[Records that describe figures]
____________________
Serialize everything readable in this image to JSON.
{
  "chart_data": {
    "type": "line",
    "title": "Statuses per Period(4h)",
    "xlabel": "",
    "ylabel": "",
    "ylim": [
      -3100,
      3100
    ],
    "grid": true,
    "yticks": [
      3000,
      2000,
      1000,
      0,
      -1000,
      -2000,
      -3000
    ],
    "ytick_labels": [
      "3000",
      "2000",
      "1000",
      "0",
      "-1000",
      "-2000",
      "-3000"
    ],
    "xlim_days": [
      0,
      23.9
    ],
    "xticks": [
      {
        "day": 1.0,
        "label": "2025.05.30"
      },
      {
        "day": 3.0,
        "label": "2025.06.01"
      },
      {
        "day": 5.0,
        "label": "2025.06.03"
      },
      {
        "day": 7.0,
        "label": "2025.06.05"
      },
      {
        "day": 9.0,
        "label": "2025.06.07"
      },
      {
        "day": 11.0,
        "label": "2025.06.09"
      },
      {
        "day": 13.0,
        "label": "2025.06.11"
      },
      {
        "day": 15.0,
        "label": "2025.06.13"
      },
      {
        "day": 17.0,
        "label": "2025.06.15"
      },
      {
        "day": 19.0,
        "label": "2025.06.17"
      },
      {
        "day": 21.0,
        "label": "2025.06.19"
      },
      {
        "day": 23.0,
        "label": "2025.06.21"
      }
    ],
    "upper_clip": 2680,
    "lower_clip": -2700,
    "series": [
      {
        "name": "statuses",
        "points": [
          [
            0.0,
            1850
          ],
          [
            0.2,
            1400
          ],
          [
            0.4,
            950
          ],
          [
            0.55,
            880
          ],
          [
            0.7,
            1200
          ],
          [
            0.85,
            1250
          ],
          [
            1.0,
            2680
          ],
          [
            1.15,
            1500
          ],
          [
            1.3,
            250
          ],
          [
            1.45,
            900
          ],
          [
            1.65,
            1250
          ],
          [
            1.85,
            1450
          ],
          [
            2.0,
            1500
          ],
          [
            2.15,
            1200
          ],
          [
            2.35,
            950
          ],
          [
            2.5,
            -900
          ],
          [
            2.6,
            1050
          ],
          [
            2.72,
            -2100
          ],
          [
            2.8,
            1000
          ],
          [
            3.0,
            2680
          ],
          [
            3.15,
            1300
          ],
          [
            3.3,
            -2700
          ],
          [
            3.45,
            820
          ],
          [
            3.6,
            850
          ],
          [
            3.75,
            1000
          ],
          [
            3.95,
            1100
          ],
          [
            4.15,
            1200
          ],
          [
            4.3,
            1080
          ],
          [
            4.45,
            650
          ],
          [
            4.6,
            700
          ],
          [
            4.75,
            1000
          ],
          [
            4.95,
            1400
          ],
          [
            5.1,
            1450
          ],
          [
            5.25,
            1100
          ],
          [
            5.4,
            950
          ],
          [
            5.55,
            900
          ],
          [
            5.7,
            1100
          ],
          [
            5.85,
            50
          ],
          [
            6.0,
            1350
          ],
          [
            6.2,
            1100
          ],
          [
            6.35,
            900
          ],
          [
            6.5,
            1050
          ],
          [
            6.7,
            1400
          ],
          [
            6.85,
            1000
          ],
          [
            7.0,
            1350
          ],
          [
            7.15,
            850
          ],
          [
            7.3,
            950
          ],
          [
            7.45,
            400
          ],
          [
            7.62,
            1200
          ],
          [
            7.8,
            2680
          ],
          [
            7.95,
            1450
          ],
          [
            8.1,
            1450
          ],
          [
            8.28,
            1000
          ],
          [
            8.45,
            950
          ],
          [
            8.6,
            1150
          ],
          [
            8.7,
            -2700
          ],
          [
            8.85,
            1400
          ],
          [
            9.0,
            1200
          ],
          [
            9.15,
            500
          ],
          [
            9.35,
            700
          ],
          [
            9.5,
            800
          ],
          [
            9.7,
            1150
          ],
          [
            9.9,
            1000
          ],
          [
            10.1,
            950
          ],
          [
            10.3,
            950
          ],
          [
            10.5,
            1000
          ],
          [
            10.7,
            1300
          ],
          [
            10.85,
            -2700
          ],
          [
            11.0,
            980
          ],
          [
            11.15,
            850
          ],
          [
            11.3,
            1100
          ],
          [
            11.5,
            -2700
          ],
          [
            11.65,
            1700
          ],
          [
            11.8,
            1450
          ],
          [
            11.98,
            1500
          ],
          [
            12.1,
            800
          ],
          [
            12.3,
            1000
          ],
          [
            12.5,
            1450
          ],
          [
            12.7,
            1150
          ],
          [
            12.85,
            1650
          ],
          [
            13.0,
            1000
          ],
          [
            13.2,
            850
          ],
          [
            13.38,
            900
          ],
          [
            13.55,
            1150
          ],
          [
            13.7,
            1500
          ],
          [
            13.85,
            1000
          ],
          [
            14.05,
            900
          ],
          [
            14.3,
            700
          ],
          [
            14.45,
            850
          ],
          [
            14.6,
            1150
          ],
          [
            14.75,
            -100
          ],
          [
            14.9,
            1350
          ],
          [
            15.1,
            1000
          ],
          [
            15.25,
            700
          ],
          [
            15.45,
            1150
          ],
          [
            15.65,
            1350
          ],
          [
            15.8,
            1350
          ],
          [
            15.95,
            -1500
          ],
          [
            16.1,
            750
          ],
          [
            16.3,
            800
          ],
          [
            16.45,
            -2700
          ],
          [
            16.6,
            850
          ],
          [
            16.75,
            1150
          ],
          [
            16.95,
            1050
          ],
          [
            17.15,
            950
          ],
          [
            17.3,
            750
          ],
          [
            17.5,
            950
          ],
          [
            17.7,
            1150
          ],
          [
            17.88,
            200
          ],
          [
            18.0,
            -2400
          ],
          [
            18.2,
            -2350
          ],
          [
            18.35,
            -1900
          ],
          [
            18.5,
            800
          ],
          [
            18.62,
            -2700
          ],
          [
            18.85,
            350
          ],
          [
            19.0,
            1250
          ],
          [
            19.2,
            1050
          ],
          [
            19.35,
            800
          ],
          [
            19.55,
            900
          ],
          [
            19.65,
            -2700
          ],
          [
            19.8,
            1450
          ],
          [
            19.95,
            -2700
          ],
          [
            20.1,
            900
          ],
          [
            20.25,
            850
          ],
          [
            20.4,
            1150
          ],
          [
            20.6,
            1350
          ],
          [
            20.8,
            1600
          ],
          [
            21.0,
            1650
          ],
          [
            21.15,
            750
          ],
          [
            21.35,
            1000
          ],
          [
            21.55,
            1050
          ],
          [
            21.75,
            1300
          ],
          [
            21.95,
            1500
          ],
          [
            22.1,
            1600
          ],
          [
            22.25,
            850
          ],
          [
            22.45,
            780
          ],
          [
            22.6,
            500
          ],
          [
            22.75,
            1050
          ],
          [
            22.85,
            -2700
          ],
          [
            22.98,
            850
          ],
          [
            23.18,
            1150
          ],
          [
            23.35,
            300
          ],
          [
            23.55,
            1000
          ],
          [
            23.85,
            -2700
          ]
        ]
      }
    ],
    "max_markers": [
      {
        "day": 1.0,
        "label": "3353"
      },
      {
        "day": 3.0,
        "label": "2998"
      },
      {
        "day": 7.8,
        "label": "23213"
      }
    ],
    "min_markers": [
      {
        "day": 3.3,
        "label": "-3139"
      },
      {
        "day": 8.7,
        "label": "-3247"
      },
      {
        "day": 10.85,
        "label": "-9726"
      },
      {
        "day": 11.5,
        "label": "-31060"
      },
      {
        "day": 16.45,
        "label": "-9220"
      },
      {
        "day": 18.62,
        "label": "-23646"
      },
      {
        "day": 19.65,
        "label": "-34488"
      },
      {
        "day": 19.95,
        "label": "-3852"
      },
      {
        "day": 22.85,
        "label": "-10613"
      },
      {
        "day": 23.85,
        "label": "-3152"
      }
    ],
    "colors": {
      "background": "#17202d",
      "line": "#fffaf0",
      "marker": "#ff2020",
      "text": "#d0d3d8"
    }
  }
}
____________________
Return every entry verbatim.

Serialize everything readable in this image to JSON.
{
  "chart_data": {
    "type": "line",
    "title": "Statuses per Period(4h)",
    "xlabel": "",
    "ylabel": "",
    "ylim": [
      -3100,
      3100
    ],
    "grid": true,
    "yticks": [
      3000,
      2000,
      1000,
      0,
      -1000,
      -2000,
      -3000
    ],
    "ytick_labels": [
      "3000",
      "2000",
      "1000",
      "0",
      "-1000",
      "-2000",
      "-3000"
    ],
    "xlim_days": [
      0,
      23.9
    ],
    "xticks": [
      {
        "day": 1.0,
        "label": "2025.05.30"
      },
      {
        "day": 3.0,
        "label": "2025.06.01"
      },
      {
        "day": 5.0,
        "label": "2025.06.03"
      },
      {
        "day": 7.0,
        "label": "2025.06.05"
      },
      {
        "day": 9.0,
        "label": "2025.06.07"
      },
      {
        "day": 11.0,
        "label": "2025.06.09"
      },
      {
        "day": 13.0,
        "label": "2025.06.11"
      },
      {
        "day": 15.0,
        "label": "2025.06.13"
      },
      {
        "day": 17.0,
        "label": "2025.06.15"
      },
      {
        "day": 19.0,
        "label": "2025.06.17"
      },
      {
        "day": 21.0,
        "label": "2025.06.19"
      },
      {
        "day": 23.0,
        "label": "2025.06.21"
      }
    ],
    "upper_clip": 2680,
    "lower_clip": -2700,
    "series": [
      {
        "name": "statuses",
        "points": [
          [
            0.0,
            1850
          ],
          [
            0.2,
            1400
          ],
          [
            0.4,
            950
          ],
          [
            0.55,
            880
          ],
          [
            0.7,
            1200
          ],
          [
            0.85,
            1250
          ],
          [
            1.0,
            2680
          ],
          [
            1.15,
            1500
          ],
          [
            1.3,
            250
          ],
          [
            1.45,
            900
          ],
          [
            1.65,
            1250
          ],
          [
            1.85,
            1450
          ],
          [
            2.0,
            1500
          ],
          [
            2.15,
            1200
          ],
          [
            2.35,
            950
          ],
          [
            2.5,
            -900
          ],
          [
            2.6,
            1050
          ],
          [
            2.72,
            -2100
          ],
          [
            2.8,
            1000
          ],
          [
            3.0,
            2680
          ],
          [
            3.15,
            1300
          ],
          [
            3.3,
            -2700
          ],
          [
            3.45,
            820
          ],
          [
            3.6,
            850
          ],
          [
            3.75,
            1000
          ],
          [
            3.95,
            1100
          ],
          [
            4.15,
            1200
          ],
          [
            4.3,
            1080
          ],
          [
            4.45,
            650
          ],
          [
            4.6,
            700
          ],
          [
            4.75,
            1000
          ],
          [
            4.95,
            1400
          ],
          [
            5.1,
            1450
          ],
          [
            5.25,
            1100
          ],
          [
            5.4,
            950
          ],
          [
            5.55,
            900
          ],
          [
            5.7,
            1100
          ],
          [
            5.85,
            50
          ],
          [
            6.0,
            1350
          ],
          [
            6.2,
            1100
          ],
          [
            6.35,
            900
          ],
          [
            6.5,
            1050
          ],
          [
            6.7,
            1400
          ],
          [
            6.85,
            1000
          ],
          [
            7.0,
            1350
          ],
          [
            7.15,
            850
          ],
          [
            7.3,
            950
          ],
          [
            7.45,
            400
          ],
          [
            7.62,
            1200
          ],
          [
            7.8,
            2680
          ],
          [
            7.95,
            1450
          ],
          [
            8.1,
            1450
          ],
          [
            8.28,
            1000
          ],
          [
            8.45,
            950
          ],
          [
            8.6,
            1150
          ],
          [
            8.7,
            -2700
          ],
          [
            8.85,
            1400
          ],
          [
            9.0,
            1200
          ],
          [
            9.15,
            500
          ],
          [
            9.35,
            700
          ],
          [
            9.5,
            800
          ],
          [
            9.7,
            1150
          ],
          [
            9.9,
            1000
          ],
          [
            10.1,
            950
          ],
          [
            10.3,
            950
          ],
          [
            10.5,
            1000
          ],
          [
            10.7,
            1300
          ],
          [
            10.85,
            -2700
          ],
          [
            11.0,
            980
          ],
          [
            11.15,
            850
          ],
          [
            11.3,
            1100
          ],
          [
            11.5,
            -2700
          ],
          [
            11.65,
            1700
          ],
          [
            11.8,
            1450
          ],
          [
            11.98,
            1500
          ],
          [
            12.1,
            800
          ],
          [
            12.3,
            1000
          ],
          [
            12.5,
            1450
          ],
          [
            12.7,
            1150
          ],
          [
            12.85,
            1650
          ],
          [
            13.0,
            1000
          ],
          [
            13.2,
            850
          ],
          [
            13.38,
            900
          ],
          [
            13.55,
            1150
          ],
          [
            13.7,
            1500
          ],
          [
            13.85,
            1000
          ],
          [
            14.05,
            900
          ],
          [
            14.3,
            700
          ],
          [
            14.45,
            850
          ],
          [
            14.6,
            1150
          ],
          [
            14.75,
            -100
          ],
          [
            14.9,
            1350
          ],
          [
            15.1,
            1000
          ],
          [
            15.25,
            700
          ],
          [
            15.45,
            1150
          ],
          [
            15.65,
            1350
          ],
          [
            15.8,
            1350
          ],
          [
            15.95,
            -1500
          ],
          [
            16.1,
            750
          ],
          [
            16.3,
            800
          ],
          [
            16.45,
            -2700
          ],
          [
            16.6,
            850
          ],
          [
            16.75,
            1150
          ],
          [
            16.95,
            1050
          ],
          [
            17.15,
            950
          ],
          [
            17.3,
            750
          ],
          [
            17.5,
            950
          ],
          [
            17.7,
            1150
          ],
          [
            17.88,
            200
          ],
          [
            18.0,
            -2400
          ],
          [
            18.2,
            -2350
          ],
          [
            18.35,
            -1900
          ],
          [
            18.5,
            800
          ],
          [
            18.62,
            -2700
          ],
          [
            18.85,
            350
          ],
          [
            19.0,
            1250
          ],
          [
            19.2,
            1050
          ],
          [
            19.35,
            800
          ],
          [
            19.55,
            900
          ],
          [
            19.65,
            -2700
          ],
          [
            19.8,
            1450
          ],
          [
            19.95,
            -2700
          ],
          [
            20.1,
            900
          ],
          [
            20.25,
            850
          ],
          [
            20.4,
            1150
          ],
          [
            20.6,
            1350
          ],
          [
            20.8,
            1600
          ],
          [
            21.0,
            1650
          ],
          [
            21.15,
            750
          ],
          [
            21.35,
            1000
          ],
          [
            21.55,
            1050
          ],
          [
            21.75,
            1300
          ],
          [
            21.95,
            1500
          ],
          [
            22.1,
            1600
          ],
          [
            22.25,
            850
          ],
          [
            22.45,
            780
          ],
          [
            22.6,
            500
          ],
          [
            22.75,
            1050
          ],
          [
            22.85,
            -2700
          ],
          [
            22.98,
            850
          ],
          [
            23.18,
            1150
          ],
          [
            23.35,
            300
          ],
          [
            23.55,
            1000
          ],
          [
            23.85,
            -2700
          ]
        ]
      }
    ],
    "max_markers": [
      {
        "day": 1.0,
        "label": "3353"
      },
      {
        "day": 3.0,
        "label": "2998"
      },
      {
        "day": 7.8,
        "label": "23213"
      }
    ],
    "min_markers": [
      {
        "day": 3.3,
        "label": "-3139"
      },
      {
        "day": 8.7,
        "label": "-3247"
      },
      {
        "day": 10.85,
        "label": "-9726"
      },
      {
        "day": 11.5,
        "label": "-31060"
      },
      {
        "day": 16.45,
        "label": "-9220"
      },
      {
        "day": 18.62,
        "label": "-23646"
      },
      {
        "day": 19.65,
        "label": "-34488"
      },
      {
        "day": 19.95,
        "label": "-3852"
      },
      {
        "day": 22.85,
        "label": "-10613"
      },
      {
        "day": 23.85,
        "label": "-3152"
      }
    ],
    "colors": {
      "background": "#17202d",
      "line": "#fffaf0",
      "marker": "#ff2020",
      "text": "#d0d3d8"
    }
  }
}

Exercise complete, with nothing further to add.